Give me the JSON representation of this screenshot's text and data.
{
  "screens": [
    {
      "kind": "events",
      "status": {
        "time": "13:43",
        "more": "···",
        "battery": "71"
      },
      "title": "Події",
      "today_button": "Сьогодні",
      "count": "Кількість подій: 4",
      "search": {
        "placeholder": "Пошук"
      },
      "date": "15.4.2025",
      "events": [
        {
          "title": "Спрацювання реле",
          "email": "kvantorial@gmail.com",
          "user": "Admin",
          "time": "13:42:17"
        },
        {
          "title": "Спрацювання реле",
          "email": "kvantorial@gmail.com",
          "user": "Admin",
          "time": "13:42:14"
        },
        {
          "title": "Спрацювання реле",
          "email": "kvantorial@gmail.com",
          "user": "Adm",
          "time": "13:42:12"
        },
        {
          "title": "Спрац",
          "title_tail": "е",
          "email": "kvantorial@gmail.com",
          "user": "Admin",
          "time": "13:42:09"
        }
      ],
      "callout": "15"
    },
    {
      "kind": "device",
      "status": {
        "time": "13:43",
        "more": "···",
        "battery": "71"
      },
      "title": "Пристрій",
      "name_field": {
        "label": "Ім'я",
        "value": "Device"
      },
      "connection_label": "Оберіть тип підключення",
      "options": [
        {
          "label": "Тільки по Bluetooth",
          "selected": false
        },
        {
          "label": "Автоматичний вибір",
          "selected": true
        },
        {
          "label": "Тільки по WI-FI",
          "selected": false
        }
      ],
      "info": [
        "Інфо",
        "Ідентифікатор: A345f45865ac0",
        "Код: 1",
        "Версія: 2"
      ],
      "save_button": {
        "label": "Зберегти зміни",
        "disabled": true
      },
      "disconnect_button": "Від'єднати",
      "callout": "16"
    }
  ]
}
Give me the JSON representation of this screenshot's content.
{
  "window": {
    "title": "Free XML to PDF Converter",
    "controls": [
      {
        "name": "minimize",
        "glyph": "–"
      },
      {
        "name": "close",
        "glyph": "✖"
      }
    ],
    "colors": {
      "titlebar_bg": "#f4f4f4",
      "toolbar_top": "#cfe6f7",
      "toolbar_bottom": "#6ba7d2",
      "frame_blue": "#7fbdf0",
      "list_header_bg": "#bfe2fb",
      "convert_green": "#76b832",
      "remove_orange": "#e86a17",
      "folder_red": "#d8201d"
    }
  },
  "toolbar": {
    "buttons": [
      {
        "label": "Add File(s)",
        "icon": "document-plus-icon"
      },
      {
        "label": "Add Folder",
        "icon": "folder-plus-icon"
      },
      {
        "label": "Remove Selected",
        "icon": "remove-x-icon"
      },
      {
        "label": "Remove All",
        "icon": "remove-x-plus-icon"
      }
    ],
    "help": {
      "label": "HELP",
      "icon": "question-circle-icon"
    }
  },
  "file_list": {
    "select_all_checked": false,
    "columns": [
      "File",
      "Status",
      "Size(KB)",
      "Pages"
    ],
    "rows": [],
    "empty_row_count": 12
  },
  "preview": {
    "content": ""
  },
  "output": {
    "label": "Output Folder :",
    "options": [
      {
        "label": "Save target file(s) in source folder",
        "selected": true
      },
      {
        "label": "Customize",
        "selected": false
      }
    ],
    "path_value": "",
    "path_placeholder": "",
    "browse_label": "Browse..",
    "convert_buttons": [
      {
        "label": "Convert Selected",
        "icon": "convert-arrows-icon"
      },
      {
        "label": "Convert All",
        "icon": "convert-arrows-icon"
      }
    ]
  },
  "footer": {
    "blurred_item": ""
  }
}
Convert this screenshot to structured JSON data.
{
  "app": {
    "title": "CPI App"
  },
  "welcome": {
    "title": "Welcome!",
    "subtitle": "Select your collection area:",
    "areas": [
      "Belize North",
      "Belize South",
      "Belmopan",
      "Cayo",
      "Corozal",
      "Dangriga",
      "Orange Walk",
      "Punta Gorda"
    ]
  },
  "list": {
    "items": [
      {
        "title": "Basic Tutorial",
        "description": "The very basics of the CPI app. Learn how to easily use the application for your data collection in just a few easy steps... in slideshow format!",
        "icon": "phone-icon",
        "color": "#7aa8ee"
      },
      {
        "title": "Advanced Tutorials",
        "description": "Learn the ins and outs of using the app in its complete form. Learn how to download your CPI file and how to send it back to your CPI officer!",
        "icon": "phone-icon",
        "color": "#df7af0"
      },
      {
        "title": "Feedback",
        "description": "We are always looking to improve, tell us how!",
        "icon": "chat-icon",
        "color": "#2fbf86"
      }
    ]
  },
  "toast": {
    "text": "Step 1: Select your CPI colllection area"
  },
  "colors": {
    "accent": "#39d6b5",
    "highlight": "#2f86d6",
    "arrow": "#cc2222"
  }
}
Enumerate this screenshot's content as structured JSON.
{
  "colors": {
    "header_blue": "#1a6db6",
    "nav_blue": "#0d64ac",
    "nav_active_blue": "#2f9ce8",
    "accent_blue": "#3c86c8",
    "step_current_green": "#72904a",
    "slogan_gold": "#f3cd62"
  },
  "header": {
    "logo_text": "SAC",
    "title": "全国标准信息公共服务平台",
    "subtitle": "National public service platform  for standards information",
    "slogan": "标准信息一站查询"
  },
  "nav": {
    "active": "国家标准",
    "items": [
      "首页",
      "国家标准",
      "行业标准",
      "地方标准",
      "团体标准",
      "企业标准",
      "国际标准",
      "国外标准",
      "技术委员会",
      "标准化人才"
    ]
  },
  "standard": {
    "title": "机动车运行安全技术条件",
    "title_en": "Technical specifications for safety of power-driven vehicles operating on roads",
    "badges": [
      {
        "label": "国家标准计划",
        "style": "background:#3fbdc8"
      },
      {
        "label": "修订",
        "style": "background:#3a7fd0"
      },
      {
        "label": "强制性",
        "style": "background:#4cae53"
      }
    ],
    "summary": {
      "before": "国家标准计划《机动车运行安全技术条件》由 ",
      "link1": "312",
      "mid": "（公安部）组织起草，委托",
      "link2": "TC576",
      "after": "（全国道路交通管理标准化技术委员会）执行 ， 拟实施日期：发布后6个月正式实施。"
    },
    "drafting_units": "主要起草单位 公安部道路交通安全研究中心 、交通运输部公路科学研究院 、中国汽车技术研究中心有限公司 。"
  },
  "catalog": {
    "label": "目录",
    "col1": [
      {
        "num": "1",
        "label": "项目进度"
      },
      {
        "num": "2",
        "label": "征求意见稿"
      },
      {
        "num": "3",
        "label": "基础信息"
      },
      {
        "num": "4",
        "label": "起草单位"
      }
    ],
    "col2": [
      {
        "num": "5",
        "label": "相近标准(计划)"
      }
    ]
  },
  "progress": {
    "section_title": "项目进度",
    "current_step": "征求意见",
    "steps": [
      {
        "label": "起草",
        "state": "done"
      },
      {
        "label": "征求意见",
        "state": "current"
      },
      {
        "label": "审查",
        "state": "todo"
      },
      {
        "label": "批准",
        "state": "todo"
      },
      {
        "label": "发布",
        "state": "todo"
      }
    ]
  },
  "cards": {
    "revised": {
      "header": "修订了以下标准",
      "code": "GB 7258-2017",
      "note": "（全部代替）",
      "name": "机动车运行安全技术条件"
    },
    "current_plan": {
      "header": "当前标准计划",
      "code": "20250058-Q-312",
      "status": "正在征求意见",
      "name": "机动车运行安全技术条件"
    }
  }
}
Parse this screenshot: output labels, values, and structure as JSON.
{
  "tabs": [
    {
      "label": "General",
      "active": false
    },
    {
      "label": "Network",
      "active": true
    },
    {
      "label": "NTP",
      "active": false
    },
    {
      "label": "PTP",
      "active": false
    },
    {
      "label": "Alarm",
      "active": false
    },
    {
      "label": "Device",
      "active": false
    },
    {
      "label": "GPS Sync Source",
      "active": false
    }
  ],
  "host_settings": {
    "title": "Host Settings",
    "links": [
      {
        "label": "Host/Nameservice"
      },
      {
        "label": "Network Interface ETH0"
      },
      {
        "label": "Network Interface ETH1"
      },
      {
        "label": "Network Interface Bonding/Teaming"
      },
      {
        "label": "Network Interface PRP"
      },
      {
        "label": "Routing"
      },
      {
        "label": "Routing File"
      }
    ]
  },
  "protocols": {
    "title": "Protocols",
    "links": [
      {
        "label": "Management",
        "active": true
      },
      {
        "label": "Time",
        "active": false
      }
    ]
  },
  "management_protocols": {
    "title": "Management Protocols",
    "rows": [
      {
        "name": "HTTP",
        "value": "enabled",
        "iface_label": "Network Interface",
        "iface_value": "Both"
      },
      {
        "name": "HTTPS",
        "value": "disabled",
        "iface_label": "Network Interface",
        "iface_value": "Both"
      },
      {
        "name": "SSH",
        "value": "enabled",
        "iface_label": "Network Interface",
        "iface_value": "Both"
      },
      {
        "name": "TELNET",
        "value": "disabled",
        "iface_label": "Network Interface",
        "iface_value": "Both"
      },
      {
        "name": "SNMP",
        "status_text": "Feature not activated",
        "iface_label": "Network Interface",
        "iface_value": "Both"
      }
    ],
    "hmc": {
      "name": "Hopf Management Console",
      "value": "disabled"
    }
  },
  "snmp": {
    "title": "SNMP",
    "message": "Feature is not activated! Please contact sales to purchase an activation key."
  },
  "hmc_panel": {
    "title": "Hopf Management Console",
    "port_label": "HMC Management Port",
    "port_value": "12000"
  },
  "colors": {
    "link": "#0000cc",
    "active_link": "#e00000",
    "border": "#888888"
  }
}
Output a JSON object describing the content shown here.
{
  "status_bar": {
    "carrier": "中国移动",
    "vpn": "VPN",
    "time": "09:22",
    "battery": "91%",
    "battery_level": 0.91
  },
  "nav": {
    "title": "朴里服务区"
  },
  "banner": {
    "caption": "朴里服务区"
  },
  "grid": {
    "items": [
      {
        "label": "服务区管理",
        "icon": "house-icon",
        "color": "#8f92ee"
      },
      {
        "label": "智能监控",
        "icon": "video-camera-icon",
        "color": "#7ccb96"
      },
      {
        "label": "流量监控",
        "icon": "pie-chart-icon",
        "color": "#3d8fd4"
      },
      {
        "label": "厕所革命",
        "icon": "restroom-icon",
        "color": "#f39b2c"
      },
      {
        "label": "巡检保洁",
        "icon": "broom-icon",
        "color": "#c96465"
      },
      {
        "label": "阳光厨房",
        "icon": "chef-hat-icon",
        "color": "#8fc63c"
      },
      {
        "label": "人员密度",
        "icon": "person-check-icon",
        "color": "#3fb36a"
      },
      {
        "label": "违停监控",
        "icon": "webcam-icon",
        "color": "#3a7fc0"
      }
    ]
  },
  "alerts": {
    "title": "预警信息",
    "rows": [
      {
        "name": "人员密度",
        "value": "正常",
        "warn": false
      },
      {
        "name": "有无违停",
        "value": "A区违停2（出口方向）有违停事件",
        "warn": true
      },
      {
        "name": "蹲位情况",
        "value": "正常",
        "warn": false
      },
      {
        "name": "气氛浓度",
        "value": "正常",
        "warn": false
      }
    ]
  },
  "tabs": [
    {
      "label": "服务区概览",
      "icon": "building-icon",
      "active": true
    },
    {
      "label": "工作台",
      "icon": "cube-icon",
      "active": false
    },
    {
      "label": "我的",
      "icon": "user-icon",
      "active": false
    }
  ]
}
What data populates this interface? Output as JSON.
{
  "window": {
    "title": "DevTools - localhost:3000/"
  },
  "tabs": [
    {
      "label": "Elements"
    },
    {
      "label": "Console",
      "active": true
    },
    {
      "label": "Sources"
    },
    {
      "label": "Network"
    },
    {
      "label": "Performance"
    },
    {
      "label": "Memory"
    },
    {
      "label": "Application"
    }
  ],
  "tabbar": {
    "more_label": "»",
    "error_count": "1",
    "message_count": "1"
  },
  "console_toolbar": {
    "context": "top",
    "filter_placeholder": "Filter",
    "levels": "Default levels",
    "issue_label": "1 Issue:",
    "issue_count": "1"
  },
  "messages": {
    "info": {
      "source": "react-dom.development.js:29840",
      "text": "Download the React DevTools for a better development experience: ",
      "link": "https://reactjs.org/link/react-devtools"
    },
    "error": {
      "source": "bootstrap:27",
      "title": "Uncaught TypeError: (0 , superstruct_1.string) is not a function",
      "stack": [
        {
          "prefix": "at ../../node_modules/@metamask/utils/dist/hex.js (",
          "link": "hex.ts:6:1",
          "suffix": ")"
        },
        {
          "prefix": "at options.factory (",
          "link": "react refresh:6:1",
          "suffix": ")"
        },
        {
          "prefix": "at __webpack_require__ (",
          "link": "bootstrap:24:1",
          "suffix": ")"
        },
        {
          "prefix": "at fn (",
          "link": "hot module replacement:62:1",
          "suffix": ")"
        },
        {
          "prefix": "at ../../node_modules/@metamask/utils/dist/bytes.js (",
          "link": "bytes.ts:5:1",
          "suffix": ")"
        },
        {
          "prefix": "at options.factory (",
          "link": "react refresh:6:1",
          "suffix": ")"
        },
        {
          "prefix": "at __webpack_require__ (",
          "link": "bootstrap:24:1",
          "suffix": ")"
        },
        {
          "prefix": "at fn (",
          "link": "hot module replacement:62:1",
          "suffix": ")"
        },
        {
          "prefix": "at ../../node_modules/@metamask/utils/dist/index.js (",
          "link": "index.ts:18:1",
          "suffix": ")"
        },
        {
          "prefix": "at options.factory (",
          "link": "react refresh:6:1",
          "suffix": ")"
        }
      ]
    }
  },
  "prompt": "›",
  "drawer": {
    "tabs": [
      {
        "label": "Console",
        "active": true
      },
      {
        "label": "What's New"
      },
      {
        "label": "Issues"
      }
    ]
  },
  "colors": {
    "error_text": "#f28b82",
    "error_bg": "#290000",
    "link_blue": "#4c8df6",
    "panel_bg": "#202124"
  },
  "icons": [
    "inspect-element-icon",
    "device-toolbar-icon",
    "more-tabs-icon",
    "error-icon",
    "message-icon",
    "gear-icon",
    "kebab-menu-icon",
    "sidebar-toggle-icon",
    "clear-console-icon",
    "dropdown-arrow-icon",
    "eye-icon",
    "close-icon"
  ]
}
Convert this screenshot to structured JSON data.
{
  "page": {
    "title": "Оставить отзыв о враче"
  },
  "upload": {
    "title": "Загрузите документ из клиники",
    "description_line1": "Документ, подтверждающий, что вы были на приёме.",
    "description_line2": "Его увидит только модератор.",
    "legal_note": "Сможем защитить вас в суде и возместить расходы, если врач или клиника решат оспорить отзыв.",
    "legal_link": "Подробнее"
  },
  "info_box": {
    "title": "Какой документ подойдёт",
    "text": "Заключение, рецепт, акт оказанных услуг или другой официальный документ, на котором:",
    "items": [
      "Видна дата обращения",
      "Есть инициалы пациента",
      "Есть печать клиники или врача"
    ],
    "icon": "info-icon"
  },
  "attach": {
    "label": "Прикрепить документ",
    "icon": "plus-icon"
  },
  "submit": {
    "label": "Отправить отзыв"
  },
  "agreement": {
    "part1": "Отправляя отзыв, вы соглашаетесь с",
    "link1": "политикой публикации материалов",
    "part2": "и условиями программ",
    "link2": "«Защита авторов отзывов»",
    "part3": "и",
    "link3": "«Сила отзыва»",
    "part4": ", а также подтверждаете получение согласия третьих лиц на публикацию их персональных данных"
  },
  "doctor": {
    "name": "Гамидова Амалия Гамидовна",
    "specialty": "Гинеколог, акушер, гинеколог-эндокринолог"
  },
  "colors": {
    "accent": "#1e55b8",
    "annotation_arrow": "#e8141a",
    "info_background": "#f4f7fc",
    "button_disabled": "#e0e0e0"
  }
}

^^^^^^^^

DIRECTIONS FOR THIS TASK> Write out every line from the entries where "your" appears.

WRITTEN ANSWER>
    "subtitle": "Select your collection area:",
        "description": "The very basics of the CPI app. Learn how to easily use the application for your data collection in just a few easy steps... in slideshow format!",
        "description": "Learn the ins and outs of using the app in its complete form. Learn how to download your CPI file and how to send it back to your CPI officer!",
    "text": "Step 1: Select your CPI colllection area"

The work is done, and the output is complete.